**GIVEN TASK:** Your answer should be a single number: the count of lines containing the string "Forecast".

**PROVIDED MATERIAL:**
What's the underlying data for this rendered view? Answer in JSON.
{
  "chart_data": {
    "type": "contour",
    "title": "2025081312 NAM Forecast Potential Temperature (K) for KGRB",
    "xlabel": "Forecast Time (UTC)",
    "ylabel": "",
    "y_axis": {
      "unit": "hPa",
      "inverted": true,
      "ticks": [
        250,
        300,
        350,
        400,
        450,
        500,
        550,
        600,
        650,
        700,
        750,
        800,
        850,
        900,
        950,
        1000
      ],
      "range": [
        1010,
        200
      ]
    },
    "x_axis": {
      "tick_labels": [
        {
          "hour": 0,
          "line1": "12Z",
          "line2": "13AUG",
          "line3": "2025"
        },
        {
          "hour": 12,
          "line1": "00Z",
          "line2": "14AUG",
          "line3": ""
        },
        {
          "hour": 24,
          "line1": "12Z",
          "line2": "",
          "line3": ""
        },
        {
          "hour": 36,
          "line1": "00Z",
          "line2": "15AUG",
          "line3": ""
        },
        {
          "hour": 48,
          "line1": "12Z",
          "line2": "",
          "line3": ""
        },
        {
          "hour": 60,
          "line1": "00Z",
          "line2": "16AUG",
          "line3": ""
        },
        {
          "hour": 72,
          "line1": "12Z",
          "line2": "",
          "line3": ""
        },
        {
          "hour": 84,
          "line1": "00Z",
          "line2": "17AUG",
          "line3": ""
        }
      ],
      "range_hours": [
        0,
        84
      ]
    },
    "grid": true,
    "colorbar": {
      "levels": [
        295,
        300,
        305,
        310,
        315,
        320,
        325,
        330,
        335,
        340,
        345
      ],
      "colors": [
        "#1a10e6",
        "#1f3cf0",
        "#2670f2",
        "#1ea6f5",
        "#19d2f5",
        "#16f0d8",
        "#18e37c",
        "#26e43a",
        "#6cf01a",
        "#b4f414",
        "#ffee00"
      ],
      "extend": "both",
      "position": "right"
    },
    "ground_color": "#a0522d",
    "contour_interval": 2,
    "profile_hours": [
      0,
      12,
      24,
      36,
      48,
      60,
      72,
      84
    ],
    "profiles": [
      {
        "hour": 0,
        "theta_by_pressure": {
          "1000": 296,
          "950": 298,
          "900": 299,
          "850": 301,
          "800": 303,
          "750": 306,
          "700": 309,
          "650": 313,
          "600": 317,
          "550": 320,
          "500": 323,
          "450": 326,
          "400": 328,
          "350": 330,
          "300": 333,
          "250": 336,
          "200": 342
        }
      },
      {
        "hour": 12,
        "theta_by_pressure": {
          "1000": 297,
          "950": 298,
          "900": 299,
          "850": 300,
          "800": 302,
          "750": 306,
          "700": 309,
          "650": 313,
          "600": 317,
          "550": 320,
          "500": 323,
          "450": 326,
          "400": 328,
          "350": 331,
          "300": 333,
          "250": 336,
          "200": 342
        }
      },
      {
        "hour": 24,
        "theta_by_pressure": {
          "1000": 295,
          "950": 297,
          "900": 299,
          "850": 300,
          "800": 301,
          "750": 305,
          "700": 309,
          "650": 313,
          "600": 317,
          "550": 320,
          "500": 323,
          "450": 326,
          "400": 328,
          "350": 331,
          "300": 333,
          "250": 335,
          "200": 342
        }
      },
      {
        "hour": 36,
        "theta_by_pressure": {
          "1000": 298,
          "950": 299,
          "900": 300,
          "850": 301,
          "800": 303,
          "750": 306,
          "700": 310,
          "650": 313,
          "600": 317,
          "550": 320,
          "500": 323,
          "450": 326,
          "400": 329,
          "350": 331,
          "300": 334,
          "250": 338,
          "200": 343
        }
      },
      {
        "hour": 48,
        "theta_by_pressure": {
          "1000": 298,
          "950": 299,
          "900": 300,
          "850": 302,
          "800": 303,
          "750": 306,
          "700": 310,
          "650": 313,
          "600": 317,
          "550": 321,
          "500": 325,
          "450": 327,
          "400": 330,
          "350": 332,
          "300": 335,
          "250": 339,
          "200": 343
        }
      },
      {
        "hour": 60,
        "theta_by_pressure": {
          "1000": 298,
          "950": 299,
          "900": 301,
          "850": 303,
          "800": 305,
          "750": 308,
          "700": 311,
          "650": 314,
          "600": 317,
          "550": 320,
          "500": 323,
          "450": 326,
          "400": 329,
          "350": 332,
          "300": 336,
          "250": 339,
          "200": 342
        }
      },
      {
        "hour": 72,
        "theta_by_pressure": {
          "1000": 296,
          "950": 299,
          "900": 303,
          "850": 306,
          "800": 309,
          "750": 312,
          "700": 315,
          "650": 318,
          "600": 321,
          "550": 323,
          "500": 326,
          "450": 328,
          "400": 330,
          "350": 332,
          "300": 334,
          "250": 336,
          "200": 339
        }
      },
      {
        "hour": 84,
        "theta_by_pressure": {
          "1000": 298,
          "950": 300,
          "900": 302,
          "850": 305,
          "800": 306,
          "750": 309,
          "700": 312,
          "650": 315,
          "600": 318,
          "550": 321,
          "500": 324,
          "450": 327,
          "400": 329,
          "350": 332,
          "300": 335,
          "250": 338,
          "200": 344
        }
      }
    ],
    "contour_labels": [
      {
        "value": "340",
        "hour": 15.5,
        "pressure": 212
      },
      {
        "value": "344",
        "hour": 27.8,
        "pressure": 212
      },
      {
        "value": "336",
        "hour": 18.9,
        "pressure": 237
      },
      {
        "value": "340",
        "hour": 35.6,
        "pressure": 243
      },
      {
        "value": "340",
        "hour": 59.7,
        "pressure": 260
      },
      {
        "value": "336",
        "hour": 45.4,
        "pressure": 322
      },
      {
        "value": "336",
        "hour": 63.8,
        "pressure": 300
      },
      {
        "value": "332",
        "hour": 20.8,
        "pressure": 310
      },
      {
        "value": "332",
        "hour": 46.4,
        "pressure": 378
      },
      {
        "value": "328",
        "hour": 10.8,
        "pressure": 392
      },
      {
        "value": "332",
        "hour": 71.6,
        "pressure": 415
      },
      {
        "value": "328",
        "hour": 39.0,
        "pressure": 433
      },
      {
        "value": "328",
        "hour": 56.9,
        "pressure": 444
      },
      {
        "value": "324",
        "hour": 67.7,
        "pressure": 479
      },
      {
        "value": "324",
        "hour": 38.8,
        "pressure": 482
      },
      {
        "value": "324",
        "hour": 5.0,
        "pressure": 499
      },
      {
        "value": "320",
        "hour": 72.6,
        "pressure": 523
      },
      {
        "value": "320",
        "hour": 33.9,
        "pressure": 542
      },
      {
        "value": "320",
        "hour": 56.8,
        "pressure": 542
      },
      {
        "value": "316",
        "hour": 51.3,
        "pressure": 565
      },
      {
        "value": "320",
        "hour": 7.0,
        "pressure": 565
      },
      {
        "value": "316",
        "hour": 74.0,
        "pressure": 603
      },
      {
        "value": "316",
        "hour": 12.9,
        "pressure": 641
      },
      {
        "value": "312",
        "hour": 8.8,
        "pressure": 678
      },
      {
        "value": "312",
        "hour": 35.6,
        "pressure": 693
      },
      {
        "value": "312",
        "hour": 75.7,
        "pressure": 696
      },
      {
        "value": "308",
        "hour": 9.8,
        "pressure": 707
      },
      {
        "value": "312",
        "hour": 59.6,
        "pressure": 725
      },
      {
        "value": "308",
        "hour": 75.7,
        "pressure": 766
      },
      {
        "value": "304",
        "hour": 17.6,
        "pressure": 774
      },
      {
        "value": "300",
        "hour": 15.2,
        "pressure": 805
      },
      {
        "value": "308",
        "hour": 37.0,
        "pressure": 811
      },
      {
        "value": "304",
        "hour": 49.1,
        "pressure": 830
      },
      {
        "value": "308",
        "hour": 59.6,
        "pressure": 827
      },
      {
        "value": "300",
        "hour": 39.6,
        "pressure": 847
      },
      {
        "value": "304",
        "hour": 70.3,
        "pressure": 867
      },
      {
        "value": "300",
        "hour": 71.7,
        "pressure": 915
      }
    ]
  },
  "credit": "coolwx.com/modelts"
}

**SOLUTION TO THIS PROBLEM:** 2